YOUR TASK: Output exactly, and only, the stretch of lines beginning at the line with "Transcribe this image's" and ending at the last line of the listing below. Drop the pictures.

Entries from a visual dataset:

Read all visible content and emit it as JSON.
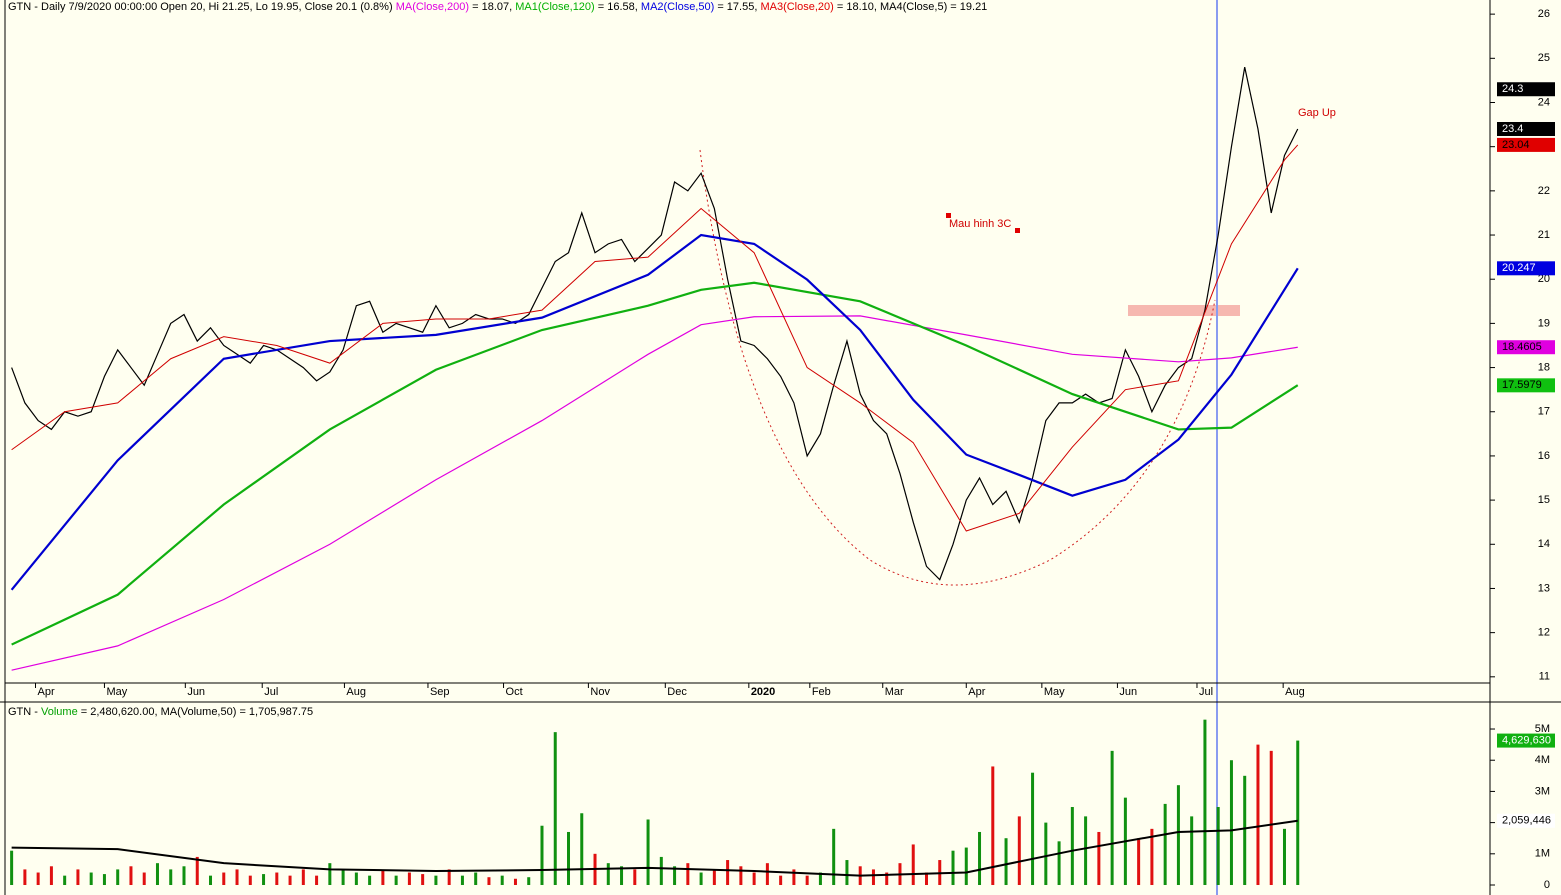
{
  "chart_data": [
    {
      "type": "line",
      "header": [
        {
          "text": "GTN - Daily 7/9/2020 00:00:00 Open 20, Hi 21.25, Lo 19.95, Close 20.1 (0.8%) ",
          "color": "#000000"
        },
        {
          "text": "MA(Close,200)",
          "color": "#e000e0"
        },
        {
          "text": " = 18.07, ",
          "color": "#000000"
        },
        {
          "text": "MA1(Close,120)",
          "color": "#00b000"
        },
        {
          "text": " = 16.58, ",
          "color": "#000000"
        },
        {
          "text": "MA2(Close,50)",
          "color": "#0000e0"
        },
        {
          "text": " = 17.55, ",
          "color": "#000000"
        },
        {
          "text": "MA3(Close,20)",
          "color": "#e00000"
        },
        {
          "text": " = 18.10, ",
          "color": "#000000"
        },
        {
          "text": "MA4(Close,5) = 19.21",
          "color": "#000000"
        }
      ],
      "annotations": [
        "Mau hinh 3C",
        "Gap Up"
      ],
      "xlim": [
        -0.5,
        111.5
      ],
      "xticks": [
        {
          "value": 1.8,
          "label": "Apr"
        },
        {
          "value": 7.0,
          "label": "May"
        },
        {
          "value": 13.1,
          "label": "Jun"
        },
        {
          "value": 18.9,
          "label": "Jul"
        },
        {
          "value": 25.1,
          "label": "Aug"
        },
        {
          "value": 31.4,
          "label": "Sep"
        },
        {
          "value": 37.1,
          "label": "Oct"
        },
        {
          "value": 43.5,
          "label": "Nov"
        },
        {
          "value": 49.3,
          "label": "Dec"
        },
        {
          "value": 55.6,
          "label": "2020"
        },
        {
          "value": 60.2,
          "label": "Feb"
        },
        {
          "value": 65.7,
          "label": "Mar"
        },
        {
          "value": 72.0,
          "label": "Apr"
        },
        {
          "value": 77.7,
          "label": "May"
        },
        {
          "value": 83.4,
          "label": "Jun"
        },
        {
          "value": 89.4,
          "label": "Jul"
        },
        {
          "value": 95.9,
          "label": "Aug"
        }
      ],
      "ylim": [
        10.86,
        26.32
      ],
      "yticks": [
        11,
        12,
        13,
        14,
        15,
        16,
        17,
        18,
        19,
        20,
        21,
        22,
        23,
        24,
        25,
        26
      ],
      "series": [
        {
          "color": "#000000",
          "width": 1.2,
          "x": [
            0,
            1,
            2,
            3,
            4,
            5,
            6,
            7,
            8,
            9,
            10,
            11,
            12,
            13,
            14,
            15,
            16,
            17,
            18,
            19,
            20,
            21,
            22,
            23,
            24,
            25,
            26,
            27,
            28,
            29,
            30,
            31,
            32,
            33,
            34,
            35,
            36,
            37,
            38,
            39,
            40,
            41,
            42,
            43,
            44,
            45,
            46,
            47,
            48,
            49,
            50,
            51,
            52,
            53,
            54,
            55,
            56,
            57,
            58,
            59,
            60,
            61,
            62,
            63,
            64,
            65,
            66,
            67,
            68,
            69,
            70,
            71,
            72,
            73,
            74,
            75,
            76,
            77,
            78,
            79,
            80,
            81,
            82,
            83,
            84,
            85,
            86,
            87,
            88,
            89,
            90,
            91,
            92,
            93,
            94,
            95,
            96,
            97
          ],
          "values": [
            18.0,
            17.2,
            16.8,
            16.6,
            17.0,
            16.9,
            17.0,
            17.8,
            18.4,
            18.0,
            17.6,
            18.3,
            19.0,
            19.2,
            18.6,
            18.9,
            18.5,
            18.3,
            18.1,
            18.5,
            18.4,
            18.2,
            18.0,
            17.7,
            17.9,
            18.4,
            19.4,
            19.5,
            18.8,
            19.0,
            18.9,
            18.8,
            19.4,
            18.9,
            19.0,
            19.2,
            19.1,
            19.1,
            19.0,
            19.2,
            19.8,
            20.4,
            20.6,
            21.5,
            20.6,
            20.8,
            20.9,
            20.4,
            20.7,
            21.0,
            22.2,
            22.0,
            22.4,
            21.6,
            20.0,
            18.6,
            18.5,
            18.2,
            17.8,
            17.2,
            16.0,
            16.5,
            17.6,
            18.6,
            17.4,
            16.8,
            16.5,
            15.6,
            14.5,
            13.5,
            13.2,
            14.0,
            15.0,
            15.5,
            14.9,
            15.2,
            14.5,
            15.5,
            16.8,
            17.2,
            17.2,
            17.4,
            17.2,
            17.3,
            18.4,
            17.8,
            17.0,
            17.6,
            18.0,
            18.2,
            19.3,
            21.0,
            23.0,
            24.8,
            23.4,
            21.5,
            22.8,
            23.4
          ]
        },
        {
          "color": "#e000e0",
          "width": 1.2,
          "x": [
            0,
            8,
            16,
            24,
            32,
            40,
            48,
            52,
            56,
            64,
            72,
            80,
            88,
            92,
            97
          ],
          "values": [
            11.15,
            11.7,
            12.75,
            14.0,
            15.46,
            16.8,
            18.3,
            18.97,
            19.15,
            19.17,
            18.74,
            18.3,
            18.13,
            18.22,
            18.46
          ]
        },
        {
          "color": "#10b010",
          "width": 2.2,
          "x": [
            0,
            8,
            16,
            24,
            32,
            40,
            48,
            52,
            56,
            64,
            72,
            80,
            88,
            92,
            97
          ],
          "values": [
            11.73,
            12.86,
            14.9,
            16.6,
            17.95,
            18.85,
            19.4,
            19.76,
            19.92,
            19.5,
            18.5,
            17.4,
            16.6,
            16.64,
            17.6
          ]
        },
        {
          "color": "#0000d0",
          "width": 2.2,
          "x": [
            0,
            8,
            16,
            24,
            32,
            40,
            48,
            52,
            56,
            60,
            64,
            68,
            72,
            76,
            80,
            84,
            88,
            92,
            97
          ],
          "values": [
            12.97,
            15.9,
            18.2,
            18.6,
            18.74,
            19.13,
            20.1,
            21.0,
            20.8,
            19.99,
            18.85,
            17.27,
            16.03,
            15.57,
            15.1,
            15.46,
            16.37,
            17.84,
            20.247
          ]
        },
        {
          "color": "#d00000",
          "width": 1,
          "x": [
            0,
            4,
            8,
            12,
            16,
            20,
            24,
            28,
            32,
            36,
            40,
            44,
            48,
            52,
            56,
            60,
            64,
            68,
            72,
            76,
            80,
            84,
            88,
            92,
            96,
            97
          ],
          "values": [
            16.14,
            17.0,
            17.2,
            18.2,
            18.7,
            18.5,
            18.1,
            19.0,
            19.1,
            19.1,
            19.3,
            20.4,
            20.5,
            21.6,
            20.6,
            18.0,
            17.2,
            16.3,
            14.3,
            14.7,
            16.2,
            17.5,
            17.7,
            20.8,
            22.7,
            23.04
          ]
        }
      ],
      "last_values": [
        {
          "value": 24.3,
          "color": "#000000",
          "text_color": "#ffffff"
        },
        {
          "value": 23.4,
          "color": "#000000",
          "text_color": "#ffffff"
        },
        {
          "value": 23.04,
          "color": "#e00000",
          "text_color": "#000000"
        },
        {
          "value": 20.247,
          "color": "#0000e0",
          "text_color": "#ffffff"
        },
        {
          "value": 18.4605,
          "color": "#e000e0",
          "text_color": "#000000"
        },
        {
          "value": 17.5979,
          "color": "#10c010",
          "text_color": "#000000"
        }
      ]
    },
    {
      "type": "bar",
      "header": [
        {
          "text": "GTN - ",
          "color": "#000000"
        },
        {
          "text": "Volume",
          "color": "#00a000"
        },
        {
          "text": " = 2,480,620.00, MA(Volume,50) = 1,705,987.75",
          "color": "#000000"
        }
      ],
      "xlim": [
        -0.5,
        111.5
      ],
      "ylim": [
        -96000,
        5770000
      ],
      "yticks": [
        0,
        {
          "value": 1000000,
          "label": "1M"
        },
        {
          "value": 2000000,
          "label": "2M"
        },
        {
          "value": 3000000,
          "label": "3M"
        },
        {
          "value": 4000000,
          "label": "4M"
        },
        {
          "value": 5000000,
          "label": "5M"
        }
      ],
      "up_color": "#109010",
      "down_color": "#e01010",
      "values": [
        1100000,
        500000,
        400000,
        600000,
        300000,
        500000,
        400000,
        350000,
        500000,
        600000,
        400000,
        700000,
        500000,
        600000,
        900000,
        300000,
        400000,
        500000,
        300000,
        350000,
        400000,
        300000,
        500000,
        300000,
        700000,
        500000,
        400000,
        300000,
        450000,
        300000,
        400000,
        350000,
        300000,
        500000,
        300000,
        400000,
        250000,
        300000,
        200000,
        250000,
        1900000,
        4900000,
        1700000,
        2300000,
        1000000,
        700000,
        600000,
        500000,
        2100000,
        900000,
        600000,
        700000,
        400000,
        500000,
        800000,
        600000,
        400000,
        700000,
        300000,
        500000,
        300000,
        400000,
        1800000,
        800000,
        600000,
        500000,
        400000,
        700000,
        1300000,
        400000,
        800000,
        1100000,
        1200000,
        1700000,
        3800000,
        1500000,
        2200000,
        3600000,
        2000000,
        1400000,
        2500000,
        2200000,
        1700000,
        4300000,
        2800000,
        1500000,
        1800000,
        2600000,
        3200000,
        2200000,
        5300000,
        2500000,
        4000000,
        3500000,
        4500000,
        4300000,
        1800000,
        4629630
      ],
      "ma": {
        "color": "#000000",
        "x": [
          0,
          8,
          16,
          24,
          32,
          40,
          48,
          56,
          64,
          72,
          80,
          88,
          92,
          97
        ],
        "values": [
          1200000,
          1150000,
          700000,
          500000,
          450000,
          480000,
          550000,
          450000,
          300000,
          400000,
          1100000,
          1700000,
          1750000,
          2059446
        ]
      },
      "last_values": [
        {
          "value": 4629630,
          "label": "4,629,630",
          "color": "#10b010",
          "text_color": "#ffffff"
        },
        {
          "value": 2059446,
          "label": "2,059,446",
          "color": "#ffffff",
          "text_color": "#000000"
        }
      ]
    }
  ]
}
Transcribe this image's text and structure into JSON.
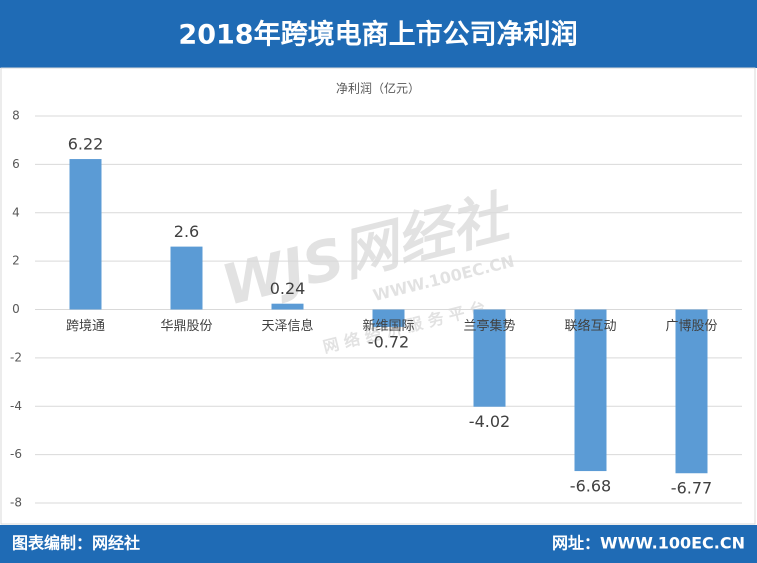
{
  "header": {
    "title": "2018年跨境电商上市公司净利润"
  },
  "chart_data": {
    "type": "bar",
    "title": "净利润（亿元）",
    "categories": [
      "跨境通",
      "华鼎股份",
      "天泽信息",
      "新维国际",
      "兰亭集势",
      "联络互动",
      "广博股份"
    ],
    "values": [
      6.22,
      2.6,
      0.24,
      -0.72,
      -4.02,
      -6.68,
      -6.77
    ],
    "color": "#5b9bd5",
    "ylim": [
      -8,
      8
    ],
    "yticks": [
      -8,
      -6,
      -4,
      -2,
      0,
      2,
      4,
      6,
      8
    ],
    "grid": true
  },
  "watermark": {
    "logo": "WJS网经社",
    "url": "WWW.100EC.CN",
    "slogan": "网 络 经 济 服 务 平 台"
  },
  "footer": {
    "left": "图表编制：网经社",
    "right": "网址：WWW.100EC.CN"
  }
}
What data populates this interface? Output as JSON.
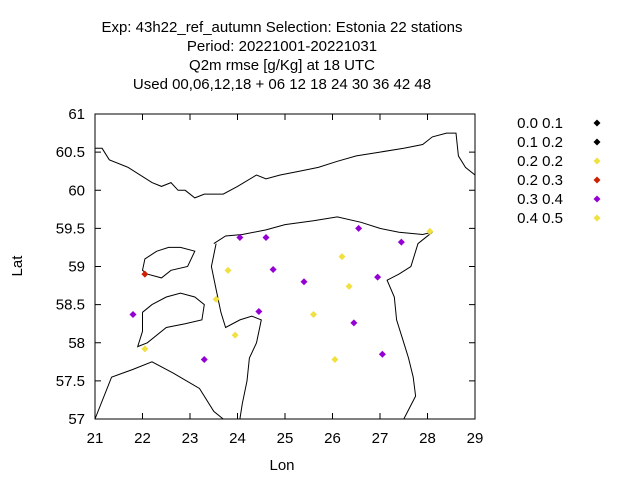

EXPECTED ANSWER:
Transcribe this image's text and structure into JSON.
{
  "header": {
    "title": "2018年跨境电商上市公司净利润"
  },
  "chart_data": {
    "type": "bar",
    "title": "净利润（亿元）",
    "categories": [
      "跨境通",
      "华鼎股份",
      "天泽信息",
      "新维国际",
      "兰亭集势",
      "联络互动",
      "广博股份"
    ],
    "values": [
      6.22,
      2.6,
      0.24,
      -0.72,
      -4.02,
      -6.68,
      -6.77
    ],
    "color": "#5b9bd5",
    "ylim": [
      -8,
      8
    ],
    "yticks": [
      -8,
      -6,
      -4,
      -2,
      0,
      2,
      4,
      6,
      8
    ],
    "grid": true
  },
  "watermark": {
    "logo": "WJS网经社",
    "url": "WWW.100EC.CN",
    "slogan": "网 络 经 济 服 务 平 台"
  },
  "footer": {
    "left": "图表编制：网经社",
    "right": "网址：WWW.100EC.CN"
  }
}
What data populates this interface? Output as JSON.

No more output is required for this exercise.